#### Task details
Select every line holding the word "above" and copy it.

Records from a collection of figures:
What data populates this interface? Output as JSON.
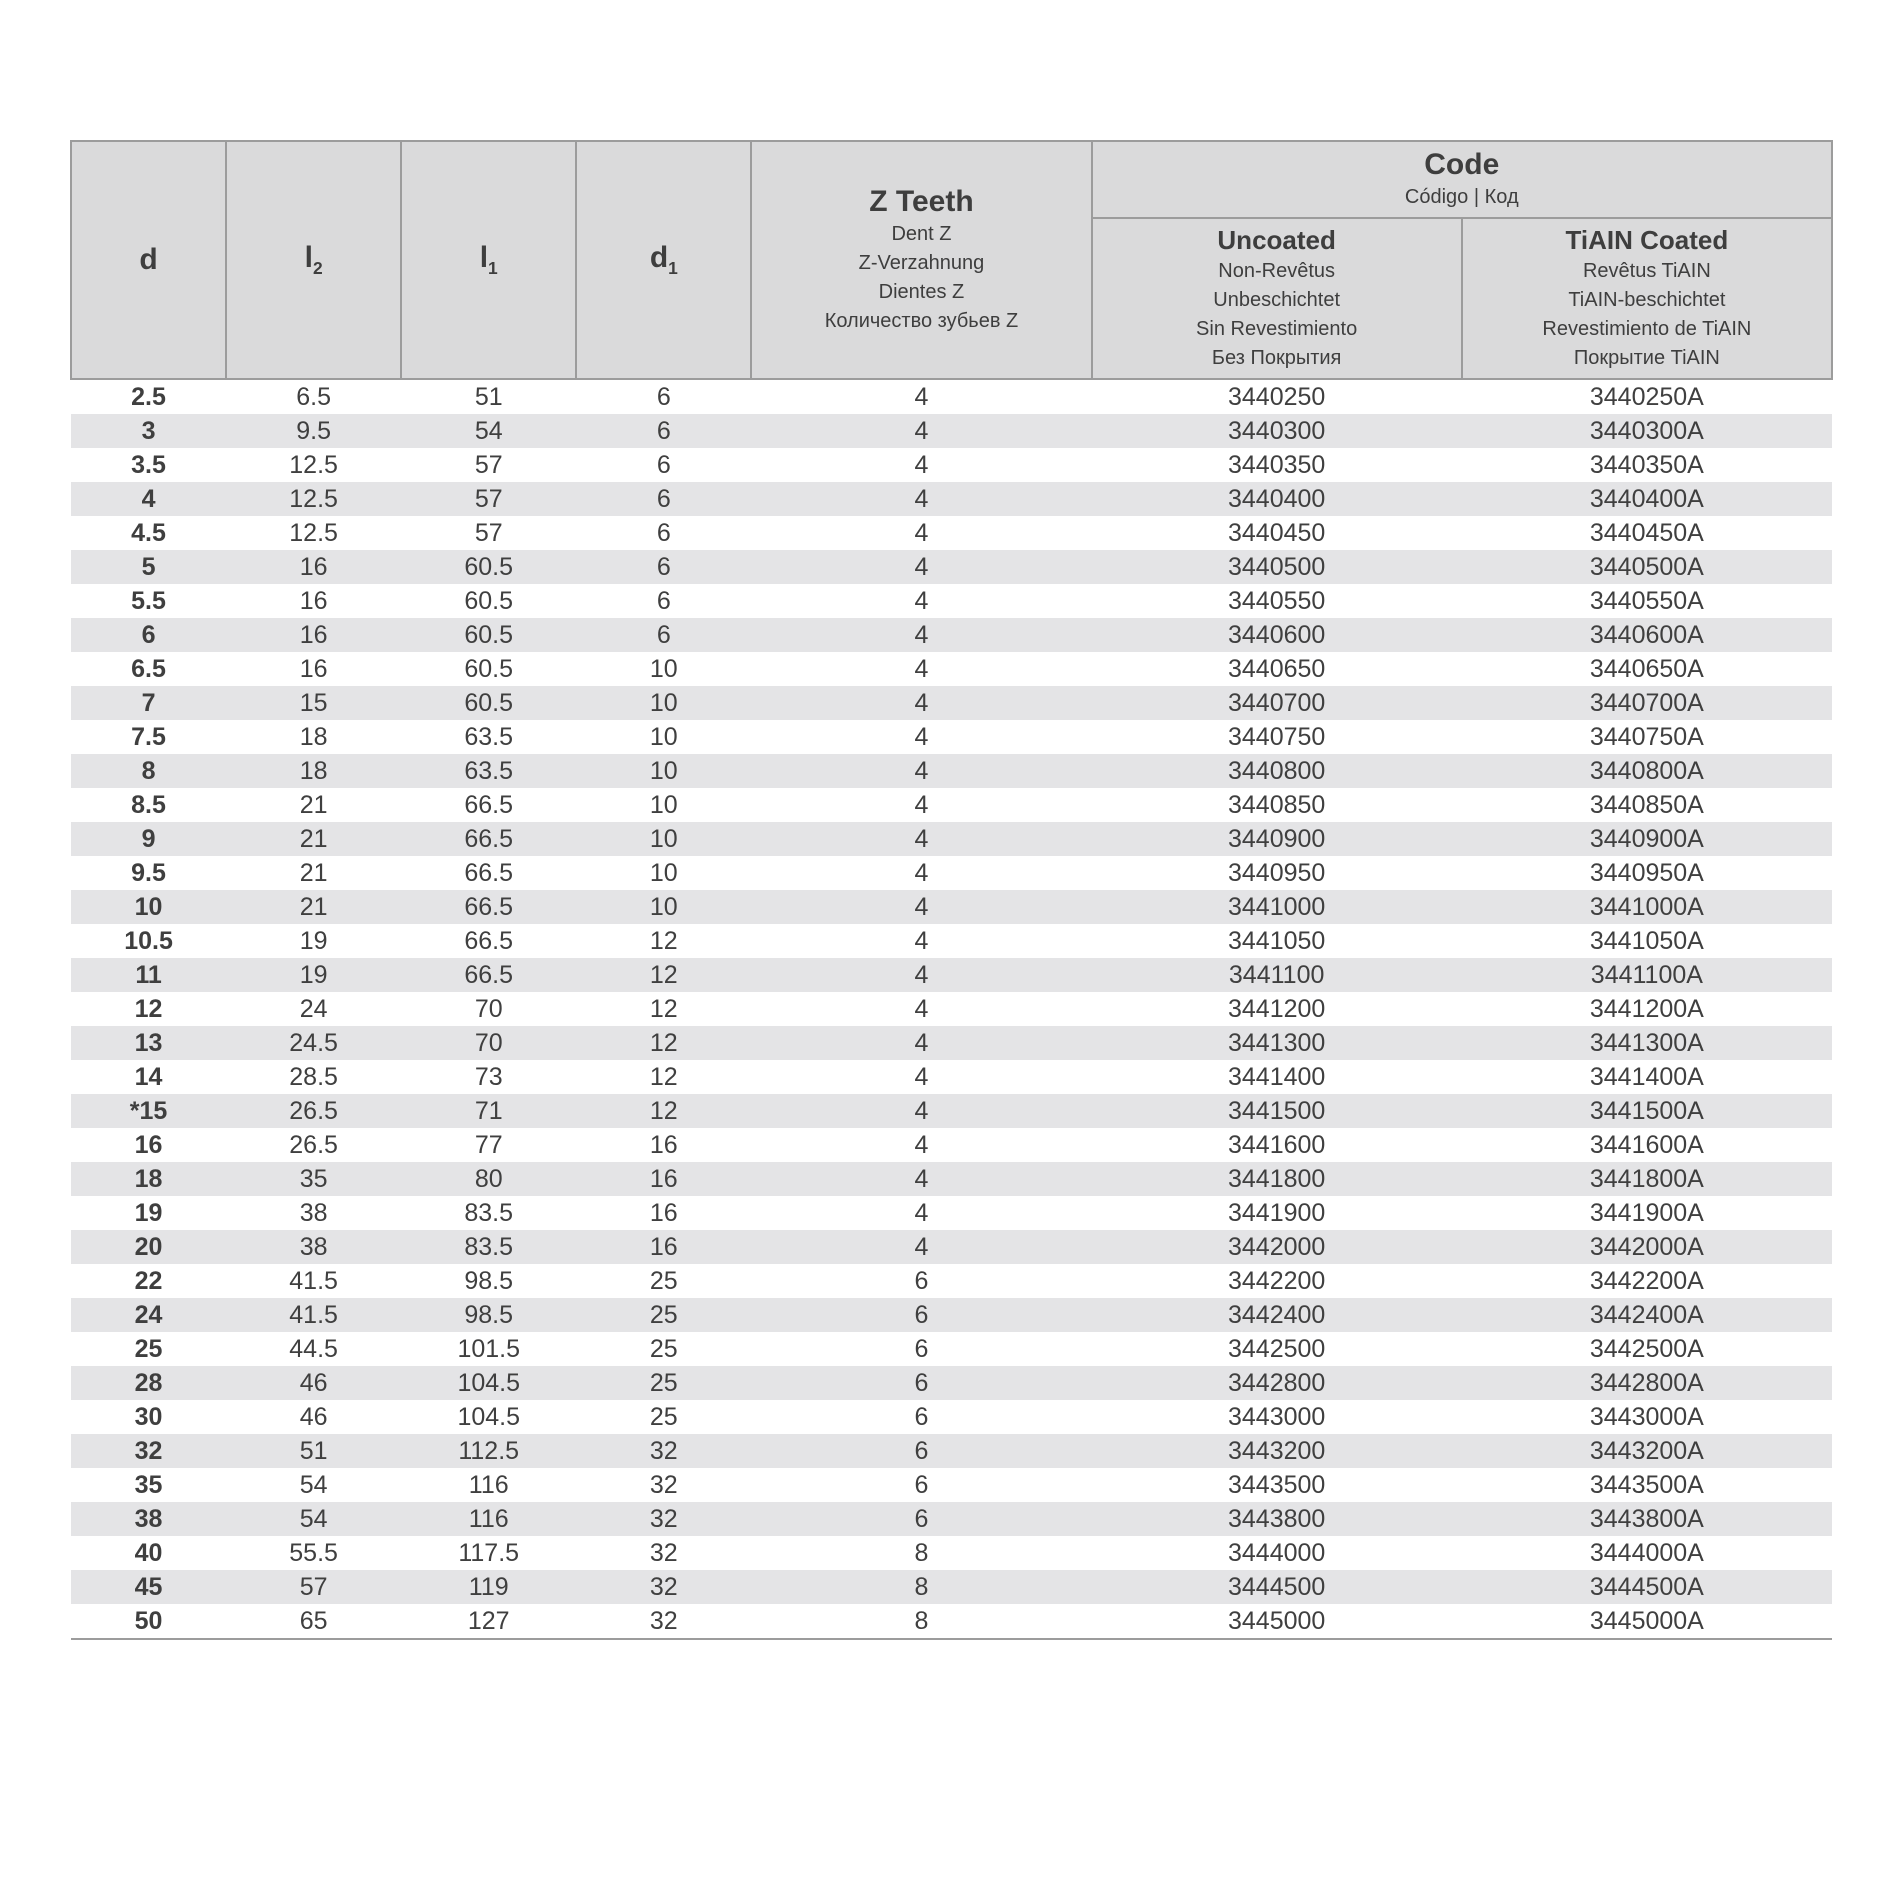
{
  "table": {
    "header": {
      "d": "d",
      "l2": {
        "label": "l",
        "sub": "2"
      },
      "l1": {
        "label": "l",
        "sub": "1"
      },
      "d1": {
        "label": "d",
        "sub": "1"
      },
      "zteeth": {
        "main": "Z Teeth",
        "lines": [
          "Dent Z",
          "Z-Verzahnung",
          "Dientes Z",
          "Количество зубьев Z"
        ]
      },
      "code": {
        "main": "Code",
        "sub": "Código | Код"
      },
      "uncoated": {
        "main": "Uncoated",
        "lines": [
          "Non-Revêtus",
          "Unbeschichtet",
          "Sin Revestimiento",
          "Без Покрытия"
        ]
      },
      "tialn": {
        "main": "TiAIN Coated",
        "lines": [
          "Revêtus TiAIN",
          "TiAIN-beschichtet",
          "Revestimiento de TiAIN",
          "Покрытие TiAIN"
        ]
      }
    },
    "columns": [
      "d",
      "l2",
      "l1",
      "d1",
      "z",
      "uncoated",
      "tialn"
    ],
    "rows": [
      [
        "2.5",
        "6.5",
        "51",
        "6",
        "4",
        "3440250",
        "3440250A"
      ],
      [
        "3",
        "9.5",
        "54",
        "6",
        "4",
        "3440300",
        "3440300A"
      ],
      [
        "3.5",
        "12.5",
        "57",
        "6",
        "4",
        "3440350",
        "3440350A"
      ],
      [
        "4",
        "12.5",
        "57",
        "6",
        "4",
        "3440400",
        "3440400A"
      ],
      [
        "4.5",
        "12.5",
        "57",
        "6",
        "4",
        "3440450",
        "3440450A"
      ],
      [
        "5",
        "16",
        "60.5",
        "6",
        "4",
        "3440500",
        "3440500A"
      ],
      [
        "5.5",
        "16",
        "60.5",
        "6",
        "4",
        "3440550",
        "3440550A"
      ],
      [
        "6",
        "16",
        "60.5",
        "6",
        "4",
        "3440600",
        "3440600A"
      ],
      [
        "6.5",
        "16",
        "60.5",
        "10",
        "4",
        "3440650",
        "3440650A"
      ],
      [
        "7",
        "15",
        "60.5",
        "10",
        "4",
        "3440700",
        "3440700A"
      ],
      [
        "7.5",
        "18",
        "63.5",
        "10",
        "4",
        "3440750",
        "3440750A"
      ],
      [
        "8",
        "18",
        "63.5",
        "10",
        "4",
        "3440800",
        "3440800A"
      ],
      [
        "8.5",
        "21",
        "66.5",
        "10",
        "4",
        "3440850",
        "3440850A"
      ],
      [
        "9",
        "21",
        "66.5",
        "10",
        "4",
        "3440900",
        "3440900A"
      ],
      [
        "9.5",
        "21",
        "66.5",
        "10",
        "4",
        "3440950",
        "3440950A"
      ],
      [
        "10",
        "21",
        "66.5",
        "10",
        "4",
        "3441000",
        "3441000A"
      ],
      [
        "10.5",
        "19",
        "66.5",
        "12",
        "4",
        "3441050",
        "3441050A"
      ],
      [
        "11",
        "19",
        "66.5",
        "12",
        "4",
        "3441100",
        "3441100A"
      ],
      [
        "12",
        "24",
        "70",
        "12",
        "4",
        "3441200",
        "3441200A"
      ],
      [
        "13",
        "24.5",
        "70",
        "12",
        "4",
        "3441300",
        "3441300A"
      ],
      [
        "14",
        "28.5",
        "73",
        "12",
        "4",
        "3441400",
        "3441400A"
      ],
      [
        "*15",
        "26.5",
        "71",
        "12",
        "4",
        "3441500",
        "3441500A"
      ],
      [
        "16",
        "26.5",
        "77",
        "16",
        "4",
        "3441600",
        "3441600A"
      ],
      [
        "18",
        "35",
        "80",
        "16",
        "4",
        "3441800",
        "3441800A"
      ],
      [
        "19",
        "38",
        "83.5",
        "16",
        "4",
        "3441900",
        "3441900A"
      ],
      [
        "20",
        "38",
        "83.5",
        "16",
        "4",
        "3442000",
        "3442000A"
      ],
      [
        "22",
        "41.5",
        "98.5",
        "25",
        "6",
        "3442200",
        "3442200A"
      ],
      [
        "24",
        "41.5",
        "98.5",
        "25",
        "6",
        "3442400",
        "3442400A"
      ],
      [
        "25",
        "44.5",
        "101.5",
        "25",
        "6",
        "3442500",
        "3442500A"
      ],
      [
        "28",
        "46",
        "104.5",
        "25",
        "6",
        "3442800",
        "3442800A"
      ],
      [
        "30",
        "46",
        "104.5",
        "25",
        "6",
        "3443000",
        "3443000A"
      ],
      [
        "32",
        "51",
        "112.5",
        "32",
        "6",
        "3443200",
        "3443200A"
      ],
      [
        "35",
        "54",
        "116",
        "32",
        "6",
        "3443500",
        "3443500A"
      ],
      [
        "38",
        "54",
        "116",
        "32",
        "6",
        "3443800",
        "3443800A"
      ],
      [
        "40",
        "55.5",
        "117.5",
        "32",
        "8",
        "3444000",
        "3444000A"
      ],
      [
        "45",
        "57",
        "119",
        "32",
        "8",
        "3444500",
        "3444500A"
      ],
      [
        "50",
        "65",
        "127",
        "32",
        "8",
        "3445000",
        "3445000A"
      ]
    ],
    "styling": {
      "header_bg": "#dadadb",
      "border_color": "#9c9c9c",
      "row_alt_bg": "#e4e4e6",
      "row_bg": "#ffffff",
      "text_color": "#3e3e3e",
      "header_fontsize_main": 30,
      "header_fontsize_sub": 20,
      "body_fontsize": 25,
      "font_family": "Arial"
    }
  }
}
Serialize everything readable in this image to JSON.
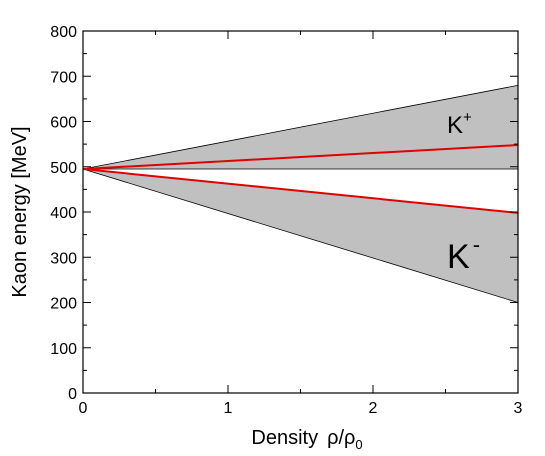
{
  "chart_data": {
    "type": "area",
    "xlabel": "Density",
    "xlabel_symbol": "ρ/ρ",
    "xlabel_subscript": "0",
    "ylabel": "Kaon energy [MeV]",
    "xlim": [
      0,
      3
    ],
    "ylim": [
      0,
      800
    ],
    "x_ticks": [
      "0",
      "1",
      "2",
      "3"
    ],
    "y_ticks": [
      "0",
      "100",
      "200",
      "300",
      "400",
      "500",
      "600",
      "700",
      "800"
    ],
    "grid": false,
    "bands": [
      {
        "label": "K",
        "label_sup": "+",
        "fill_color": "#c0c0c0",
        "x": [
          0,
          3
        ],
        "upper": [
          495,
          680
        ],
        "lower": [
          495,
          495
        ],
        "line": {
          "color": "#e00000",
          "x": [
            0,
            3
          ],
          "y": [
            495,
            548
          ]
        }
      },
      {
        "label": "K",
        "label_sup": "-",
        "fill_color": "#c0c0c0",
        "x": [
          0,
          3
        ],
        "upper": [
          495,
          398
        ],
        "lower": [
          495,
          200
        ],
        "line": {
          "color": "#e00000",
          "x": [
            0,
            3
          ],
          "y": [
            495,
            398
          ]
        }
      }
    ]
  }
}
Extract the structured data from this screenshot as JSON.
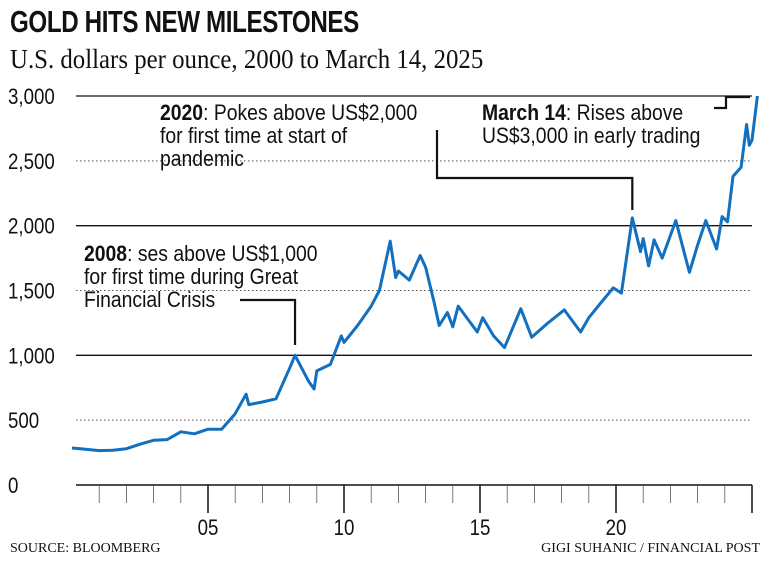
{
  "chart_data": {
    "type": "line",
    "title": "GOLD HITS NEW MILESTONES",
    "subtitle": "U.S. dollars per ounce, 2000 to March 14, 2025",
    "xlabel": "",
    "ylabel": "",
    "xlim": [
      2000,
      2025.2
    ],
    "ylim": [
      0,
      3000
    ],
    "y_ticks": [
      "0",
      "500",
      "1,000",
      "1,500",
      "2,000",
      "2,500",
      "3,000"
    ],
    "y_tick_values": [
      0,
      500,
      1000,
      1500,
      2000,
      2500,
      3000
    ],
    "x_tick_labels": [
      "05",
      "10",
      "15",
      "20"
    ],
    "x_tick_years": [
      2005,
      2010,
      2015,
      2020
    ],
    "grid": "horizontal",
    "line_color": "#1170c0",
    "x": [
      2000,
      2000.5,
      2001,
      2001.5,
      2002,
      2002.5,
      2003,
      2003.5,
      2004,
      2004.5,
      2005,
      2005.5,
      2006,
      2006.4,
      2006.5,
      2007,
      2007.5,
      2008,
      2008.2,
      2008.7,
      2008.9,
      2009,
      2009.5,
      2009.9,
      2010,
      2010.5,
      2011,
      2011.3,
      2011.7,
      2011.9,
      2012,
      2012.4,
      2012.8,
      2013,
      2013.3,
      2013.5,
      2013.8,
      2014,
      2014.2,
      2014.9,
      2015.1,
      2015.5,
      2015.9,
      2016.5,
      2016.9,
      2017.5,
      2018.1,
      2018.7,
      2019,
      2019.5,
      2019.9,
      2020.2,
      2020.6,
      2020.9,
      2021,
      2021.2,
      2021.4,
      2021.7,
      2022.2,
      2022.7,
      2023,
      2023.3,
      2023.7,
      2023.9,
      2024.1,
      2024.3,
      2024.6,
      2024.8,
      2024.9,
      2025,
      2025.2
    ],
    "values": [
      285,
      275,
      265,
      268,
      280,
      315,
      345,
      350,
      410,
      395,
      430,
      430,
      550,
      700,
      620,
      640,
      665,
      900,
      1000,
      800,
      740,
      880,
      930,
      1150,
      1100,
      1230,
      1380,
      1500,
      1880,
      1600,
      1650,
      1580,
      1770,
      1680,
      1420,
      1230,
      1330,
      1220,
      1380,
      1180,
      1290,
      1150,
      1060,
      1360,
      1140,
      1250,
      1350,
      1180,
      1290,
      1420,
      1520,
      1480,
      2060,
      1800,
      1900,
      1690,
      1890,
      1750,
      2040,
      1640,
      1850,
      2040,
      1820,
      2070,
      2030,
      2380,
      2450,
      2780,
      2620,
      2660,
      3000
    ],
    "annotations": [
      {
        "bold": "2008",
        "lines": [
          ": ses above US$1,000",
          "for first time during Great",
          "Financial Crisis"
        ],
        "x": 2008.2,
        "value": 1000
      },
      {
        "bold": "2020",
        "lines": [
          ": Pokes above US$2,000",
          "for first time at start of",
          "pandemic"
        ],
        "x": 2020.6,
        "value": 2060
      },
      {
        "bold": "March 14",
        "lines": [
          ": Rises above",
          "US$3,000 in early trading"
        ],
        "x": 2025.2,
        "value": 3000
      }
    ]
  },
  "footer": {
    "source": "SOURCE: BLOOMBERG",
    "credit": "GIGI SUHANIC / FINANCIAL POST"
  }
}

#### Task result
          ": ses above US$1,000",
          ": Pokes above US$2,000",
          ": Rises above",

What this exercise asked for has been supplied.